Copy the records below exactly as they are written.

## BEGIN

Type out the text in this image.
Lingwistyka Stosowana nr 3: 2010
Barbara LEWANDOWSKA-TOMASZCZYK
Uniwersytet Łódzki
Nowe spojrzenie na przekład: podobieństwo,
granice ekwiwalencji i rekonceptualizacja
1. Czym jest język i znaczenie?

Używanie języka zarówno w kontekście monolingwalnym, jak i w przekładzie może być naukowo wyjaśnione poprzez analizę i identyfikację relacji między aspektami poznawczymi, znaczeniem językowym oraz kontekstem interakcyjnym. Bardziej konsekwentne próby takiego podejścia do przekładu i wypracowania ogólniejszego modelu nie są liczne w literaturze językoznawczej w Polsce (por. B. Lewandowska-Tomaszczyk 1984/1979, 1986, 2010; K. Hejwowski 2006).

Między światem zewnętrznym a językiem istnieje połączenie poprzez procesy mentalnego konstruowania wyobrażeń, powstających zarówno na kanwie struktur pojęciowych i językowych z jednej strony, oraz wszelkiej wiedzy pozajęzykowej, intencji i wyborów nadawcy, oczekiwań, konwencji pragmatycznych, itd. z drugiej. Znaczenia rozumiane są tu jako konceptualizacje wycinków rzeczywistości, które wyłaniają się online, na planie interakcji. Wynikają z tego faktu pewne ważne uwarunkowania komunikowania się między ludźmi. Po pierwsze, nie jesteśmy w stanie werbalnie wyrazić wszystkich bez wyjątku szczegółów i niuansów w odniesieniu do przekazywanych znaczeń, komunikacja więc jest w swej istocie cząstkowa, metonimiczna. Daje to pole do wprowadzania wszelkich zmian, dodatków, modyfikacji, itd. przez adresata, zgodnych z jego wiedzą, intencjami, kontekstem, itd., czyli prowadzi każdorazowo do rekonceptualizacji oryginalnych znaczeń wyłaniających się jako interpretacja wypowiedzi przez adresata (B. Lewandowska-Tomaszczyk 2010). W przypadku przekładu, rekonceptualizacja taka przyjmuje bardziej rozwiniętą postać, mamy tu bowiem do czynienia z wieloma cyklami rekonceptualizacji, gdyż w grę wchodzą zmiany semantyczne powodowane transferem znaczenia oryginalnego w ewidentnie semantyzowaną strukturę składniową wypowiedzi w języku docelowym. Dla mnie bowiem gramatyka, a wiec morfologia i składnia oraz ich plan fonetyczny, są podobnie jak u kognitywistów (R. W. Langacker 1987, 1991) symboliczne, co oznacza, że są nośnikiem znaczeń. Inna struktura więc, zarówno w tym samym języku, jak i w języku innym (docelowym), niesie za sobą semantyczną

## END

**SOLUTION FOR THIS EXERCISE:**
Type out the text in this image.
Lingwistyka Stosowana nr 3: 2010
Barbara LEWANDOWSKA-TOMASZCZYK
Uniwersytet Łódzki
Nowe spojrzenie na przekład: podobieństwo,
granice ekwiwalencji i rekonceptualizacja
1. Czym jest język i znaczenie?

Używanie języka zarówno w kontekście monolingwalnym, jak i w przekładzie może być naukowo wyjaśnione poprzez analizę i identyfikację relacji między aspektami poznawczymi, znaczeniem językowym oraz kontekstem interakcyjnym. Bardziej konsekwentne próby takiego podejścia do przekładu i wypracowania ogólniejszego modelu nie są liczne w literaturze językoznawczej w Polsce (por. B. Lewandowska-Tomaszczyk 1984/1979, 1986, 2010; K. Hejwowski 2006).

Między światem zewnętrznym a językiem istnieje połączenie poprzez procesy mentalnego konstruowania wyobrażeń, powstających zarówno na kanwie struktur pojęciowych i językowych z jednej strony, oraz wszelkiej wiedzy pozajęzykowej, intencji i wyborów nadawcy, oczekiwań, konwencji pragmatycznych, itd. z drugiej. Znaczenia rozumiane są tu jako konceptualizacje wycinków rzeczywistości, które wyłaniają się online, na planie interakcji. Wynikają z tego faktu pewne ważne uwarunkowania komunikowania się między ludźmi. Po pierwsze, nie jesteśmy w stanie werbalnie wyrazić wszystkich bez wyjątku szczegółów i niuansów w odniesieniu do przekazywanych znaczeń, komunikacja więc jest w swej istocie cząstkowa, metonimiczna. Daje to pole do wprowadzania wszelkich zmian, dodatków, modyfikacji, itd. przez adresata, zgodnych z jego wiedzą, intencjami, kontekstem, itd., czyli prowadzi każdorazowo do rekonceptualizacji oryginalnych znaczeń wyłaniających się jako interpretacja wypowiedzi przez adresata (B. Lewandowska-Tomaszczyk 2010). W przypadku przekładu, rekonceptualizacja taka przyjmuje bardziej rozwiniętą postać, mamy tu bowiem do czynienia z wieloma cyklami rekonceptualizacji, gdyż w grę wchodzą zmiany semantyczne powodowane transferem znaczenia oryginalnego w ewidentnie semantyzowaną strukturę składniową wypowiedzi w języku docelowym. Dla mnie bowiem gramatyka, a wiec morfologia i składnia oraz ich plan fonetyczny, są podobnie jak u kognitywistów (R. W. Langacker 1987, 1991) symboliczne, co oznacza, że są nośnikiem znaczeń. Inna struktura więc, zarówno w tym samym języku, jak i w języku innym (docelowym), niesie za sobą semantyczną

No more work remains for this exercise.